* [TEXT EXCERPT]:
State v. Williams

Decision Date14 November 1979
Docket NumberNo. 61228,61228
Citation285 N.W.2d 248
PartiesSTATE of Iowa, Appellee, v. Robert Anthony WILLIAMS, Appellant.
CourtIowa Supreme Court

Gerald W. Crawford, Des Moines, and Robert Bartels, Iowa City, for appellant.

Thomas J. Miller, Atty. Gen., Faison T. Sessoms, Asst. Atty. Gen., Dan L. Johnston, Polk County Atty., Robert J. Blink and Rodney J. Ryan, Asst. Polk County Attys., for appellee.

Considered by LeGRAND, P. J., and REES, HARRIS, ALLBEE, and McGIVERIN, JJ.

ALLBEE, Justice.

This is an appeal by Robert Anthony Williams from his conviction, on retrial, for first degree murder, a violation of sections 690.1 and 690.2, The Code 1966. The charge arose out of the death of Pamela Powers, which occurred on December 24, 1968.

Williams was initially tried and convicted of this crime in 1969. On appeal from that conviction he contended that the police had obtained certain statements from him in an unlawful manner and that those statements should have been suppressed. This court rejected his argument and, in a five to four decision, affirmed the conviction. State v. Williams, 182 N.W.2d 396 (Iowa 1970). Defendant then petitioned the United States District Court for the Southern District of Iowa for a writ of habeas corpus. That court held that defendant's statements had been obtained in violation of his right to counsel and privilege against self-incrimination and sustained the petition. Williams v. Brewer, 375 F.Supp. 170 (S.D.Iowa 1974). A divided panel of the court of appeals affirmed. 509 F.2d 227 (8th Cir. 1974). After petitions for rehearing and rehearing en banc were denied by the court of appeals, the Supreme Court granted certiorari, 423 U.S. 1031, 96 S.Ct. 561, 46 L.Ed.2d 404 (1975), and affirmed, also by a vote of five to four. Brewer v. Williams, 430 U.S. 387, 97 S.Ct. 1232, 51 L.Ed.2d 424 (1977).

* [TASKS FOR THIS EXERCISE]:
a – Say whether each statement agrees with the State v. Williams opinion, giving yes or no and quoting the words of the opinion that decide it. (i) Williams was first tried and convicted for the crime in 1969; (ii) the Iowa Supreme Court affirmed the first conviction unanimously; (iii) the federal district court denied Williams's petition for a writ of habeas corpus.
b – Print the stretch of the State v. Williams opinion from "Thomas J. Miller, Atty." through "ALLBEE, Justice.".

* [RAW DATA]:

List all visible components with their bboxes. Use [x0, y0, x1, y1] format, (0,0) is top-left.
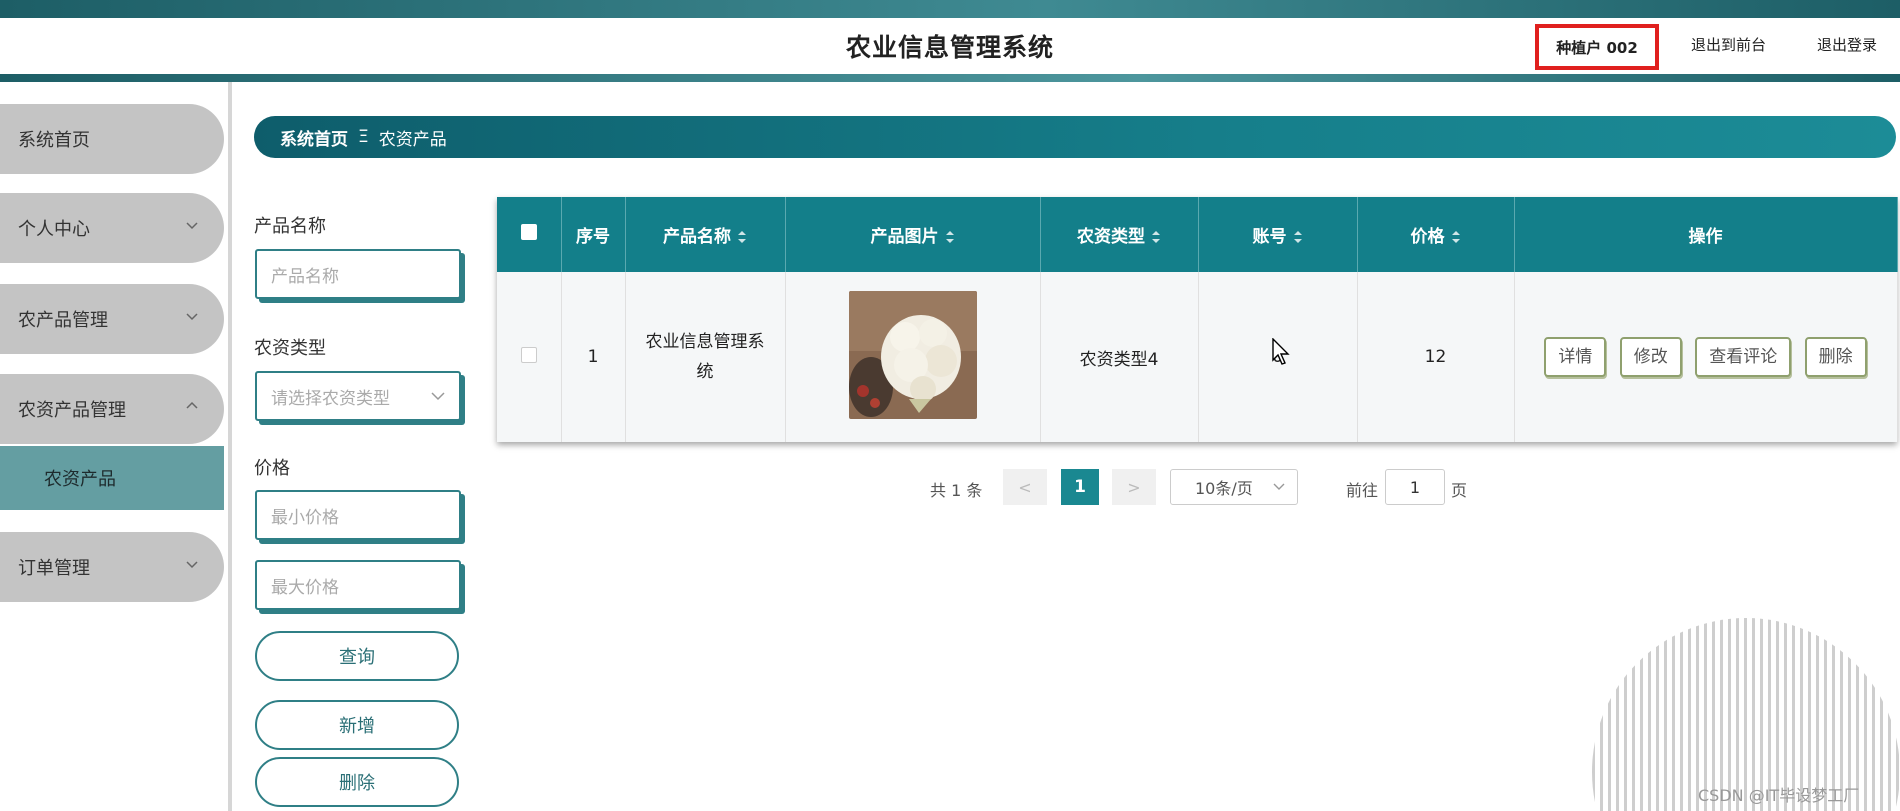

* [TASK RESPONSES]:
a –
(i) Yes: "Williams was initially tried and convicted of this crime in 1969."
(ii) No: "in a five to four decision, affirmed the conviction."
(iii) No: "That court held that defendant's statements had been obtained in violation of his right to counsel and privilege against self-incrimination and sustained the petition."

b –
Thomas J. Miller, Atty. Gen., Faison T. Sessoms, Asst. Atty. Gen., Dan L. Johnston, Polk County Atty., Robert J. Blink and Rodney J. Ryan, Asst. Polk County Attys., for appellee.

Considered by LeGRAND, P. J., and REES, HARRIS, ALLBEE, and McGIVERIN, JJ.

ALLBEE, Justice.